Work to do:
Extract each line from the entries below that has the string "ABCD" in it.

Excerpted data:
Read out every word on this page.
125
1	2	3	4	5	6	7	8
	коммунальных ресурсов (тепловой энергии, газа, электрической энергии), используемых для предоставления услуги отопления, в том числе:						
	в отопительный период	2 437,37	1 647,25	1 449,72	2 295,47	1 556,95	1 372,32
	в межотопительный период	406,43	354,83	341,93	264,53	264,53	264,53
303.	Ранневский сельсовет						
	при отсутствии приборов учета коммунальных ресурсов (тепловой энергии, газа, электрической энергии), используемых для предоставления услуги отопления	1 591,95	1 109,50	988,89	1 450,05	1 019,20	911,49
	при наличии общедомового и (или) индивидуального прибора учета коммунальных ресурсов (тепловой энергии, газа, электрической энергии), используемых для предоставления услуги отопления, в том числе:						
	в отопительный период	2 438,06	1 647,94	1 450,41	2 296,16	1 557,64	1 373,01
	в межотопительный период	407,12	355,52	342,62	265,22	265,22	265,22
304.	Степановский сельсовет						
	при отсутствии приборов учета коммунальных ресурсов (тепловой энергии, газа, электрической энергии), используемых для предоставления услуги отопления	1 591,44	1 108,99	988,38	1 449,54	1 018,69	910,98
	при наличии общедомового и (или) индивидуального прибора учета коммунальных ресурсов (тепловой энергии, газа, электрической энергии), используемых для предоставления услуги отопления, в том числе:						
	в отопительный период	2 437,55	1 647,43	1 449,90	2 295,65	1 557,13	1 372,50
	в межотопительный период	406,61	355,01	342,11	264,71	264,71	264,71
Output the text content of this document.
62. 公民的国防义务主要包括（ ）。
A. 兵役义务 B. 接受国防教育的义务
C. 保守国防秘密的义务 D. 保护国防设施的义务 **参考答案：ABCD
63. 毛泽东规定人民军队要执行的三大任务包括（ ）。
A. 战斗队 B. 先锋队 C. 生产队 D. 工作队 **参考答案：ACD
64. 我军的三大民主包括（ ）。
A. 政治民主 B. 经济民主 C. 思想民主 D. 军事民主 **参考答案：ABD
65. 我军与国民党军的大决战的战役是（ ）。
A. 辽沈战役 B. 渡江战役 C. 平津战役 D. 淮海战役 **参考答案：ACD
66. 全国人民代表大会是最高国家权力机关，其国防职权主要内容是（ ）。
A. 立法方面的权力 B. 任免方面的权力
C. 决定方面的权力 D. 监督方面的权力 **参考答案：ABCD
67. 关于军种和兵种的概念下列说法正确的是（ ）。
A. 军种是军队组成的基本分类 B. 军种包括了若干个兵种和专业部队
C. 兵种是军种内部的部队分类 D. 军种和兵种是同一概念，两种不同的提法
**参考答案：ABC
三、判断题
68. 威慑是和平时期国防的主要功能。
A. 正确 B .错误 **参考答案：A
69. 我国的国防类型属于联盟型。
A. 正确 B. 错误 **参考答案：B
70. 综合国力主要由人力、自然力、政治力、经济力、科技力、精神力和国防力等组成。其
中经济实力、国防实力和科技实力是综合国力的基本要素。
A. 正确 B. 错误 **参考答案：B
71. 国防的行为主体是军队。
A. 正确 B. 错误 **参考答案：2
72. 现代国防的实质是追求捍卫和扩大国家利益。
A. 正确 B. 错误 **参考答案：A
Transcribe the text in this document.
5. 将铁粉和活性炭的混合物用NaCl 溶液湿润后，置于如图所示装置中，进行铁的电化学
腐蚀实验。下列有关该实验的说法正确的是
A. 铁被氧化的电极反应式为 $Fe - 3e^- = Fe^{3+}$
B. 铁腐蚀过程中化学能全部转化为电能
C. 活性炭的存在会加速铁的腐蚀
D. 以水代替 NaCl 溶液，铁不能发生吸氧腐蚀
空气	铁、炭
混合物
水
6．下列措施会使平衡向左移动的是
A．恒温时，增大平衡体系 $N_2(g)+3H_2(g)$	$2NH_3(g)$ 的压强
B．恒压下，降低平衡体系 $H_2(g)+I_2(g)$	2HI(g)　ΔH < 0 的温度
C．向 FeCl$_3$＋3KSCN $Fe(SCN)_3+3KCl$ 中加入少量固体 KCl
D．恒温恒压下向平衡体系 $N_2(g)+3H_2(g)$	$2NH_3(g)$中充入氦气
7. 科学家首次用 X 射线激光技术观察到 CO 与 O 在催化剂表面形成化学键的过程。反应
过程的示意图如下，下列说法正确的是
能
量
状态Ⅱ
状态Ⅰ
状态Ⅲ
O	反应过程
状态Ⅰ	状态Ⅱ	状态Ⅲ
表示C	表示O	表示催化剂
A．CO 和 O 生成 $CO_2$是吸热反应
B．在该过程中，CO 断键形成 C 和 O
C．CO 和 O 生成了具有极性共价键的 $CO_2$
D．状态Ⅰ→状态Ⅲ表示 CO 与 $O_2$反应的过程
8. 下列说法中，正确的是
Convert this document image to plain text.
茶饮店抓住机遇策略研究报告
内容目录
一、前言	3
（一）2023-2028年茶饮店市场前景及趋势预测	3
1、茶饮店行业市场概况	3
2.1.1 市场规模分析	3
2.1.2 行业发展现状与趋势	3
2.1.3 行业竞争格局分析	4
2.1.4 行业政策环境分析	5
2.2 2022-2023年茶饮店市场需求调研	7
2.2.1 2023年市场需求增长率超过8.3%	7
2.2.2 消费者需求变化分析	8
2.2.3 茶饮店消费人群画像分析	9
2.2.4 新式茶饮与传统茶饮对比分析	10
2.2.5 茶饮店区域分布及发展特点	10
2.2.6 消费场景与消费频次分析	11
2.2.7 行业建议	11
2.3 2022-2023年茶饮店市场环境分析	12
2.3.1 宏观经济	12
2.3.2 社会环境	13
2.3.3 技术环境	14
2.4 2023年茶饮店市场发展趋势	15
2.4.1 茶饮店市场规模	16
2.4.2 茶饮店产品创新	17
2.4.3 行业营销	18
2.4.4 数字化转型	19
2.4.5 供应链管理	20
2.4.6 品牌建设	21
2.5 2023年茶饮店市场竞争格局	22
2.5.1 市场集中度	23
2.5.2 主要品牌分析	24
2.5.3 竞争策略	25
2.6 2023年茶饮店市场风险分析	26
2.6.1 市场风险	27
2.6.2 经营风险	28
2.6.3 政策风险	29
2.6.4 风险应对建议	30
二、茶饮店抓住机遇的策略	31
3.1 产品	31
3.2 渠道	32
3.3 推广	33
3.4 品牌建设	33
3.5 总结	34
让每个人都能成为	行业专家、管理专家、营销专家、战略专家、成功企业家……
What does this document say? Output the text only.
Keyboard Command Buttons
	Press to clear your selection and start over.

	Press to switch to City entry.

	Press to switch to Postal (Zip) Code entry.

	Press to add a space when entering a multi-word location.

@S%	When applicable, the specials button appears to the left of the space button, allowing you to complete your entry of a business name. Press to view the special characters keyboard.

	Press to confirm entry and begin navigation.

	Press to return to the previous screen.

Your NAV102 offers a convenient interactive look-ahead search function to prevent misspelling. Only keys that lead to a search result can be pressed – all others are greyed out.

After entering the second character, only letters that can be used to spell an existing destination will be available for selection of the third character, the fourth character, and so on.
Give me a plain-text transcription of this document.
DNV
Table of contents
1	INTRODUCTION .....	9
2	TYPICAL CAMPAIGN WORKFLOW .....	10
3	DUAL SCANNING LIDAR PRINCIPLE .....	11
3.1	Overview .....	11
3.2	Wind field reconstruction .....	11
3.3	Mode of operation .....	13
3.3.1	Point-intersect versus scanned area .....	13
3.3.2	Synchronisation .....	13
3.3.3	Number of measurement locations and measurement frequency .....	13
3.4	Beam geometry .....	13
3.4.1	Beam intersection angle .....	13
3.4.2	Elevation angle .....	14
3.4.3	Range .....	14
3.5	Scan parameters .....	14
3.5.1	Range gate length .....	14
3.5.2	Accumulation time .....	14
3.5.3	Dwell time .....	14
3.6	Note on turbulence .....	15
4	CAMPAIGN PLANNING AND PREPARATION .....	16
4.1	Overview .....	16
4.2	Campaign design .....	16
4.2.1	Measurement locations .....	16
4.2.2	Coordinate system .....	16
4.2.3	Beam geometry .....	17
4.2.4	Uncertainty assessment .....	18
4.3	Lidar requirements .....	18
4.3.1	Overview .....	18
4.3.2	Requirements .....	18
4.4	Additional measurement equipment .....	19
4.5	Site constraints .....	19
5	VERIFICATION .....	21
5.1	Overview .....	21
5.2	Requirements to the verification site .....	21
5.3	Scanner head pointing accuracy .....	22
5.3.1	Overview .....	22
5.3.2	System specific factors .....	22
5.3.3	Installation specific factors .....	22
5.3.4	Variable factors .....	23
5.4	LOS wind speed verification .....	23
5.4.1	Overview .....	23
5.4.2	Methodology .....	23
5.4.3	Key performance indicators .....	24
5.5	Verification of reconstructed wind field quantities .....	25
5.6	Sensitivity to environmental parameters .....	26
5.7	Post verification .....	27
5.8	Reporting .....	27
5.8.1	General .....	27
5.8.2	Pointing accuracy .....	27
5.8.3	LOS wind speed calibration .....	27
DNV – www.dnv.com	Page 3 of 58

Complete response:
C. 保守国防秘密的义务 D. 保护国防设施的义务 **参考答案：ABCD
C. 决定方面的权力 D. 监督方面的权力 **参考答案：ABCD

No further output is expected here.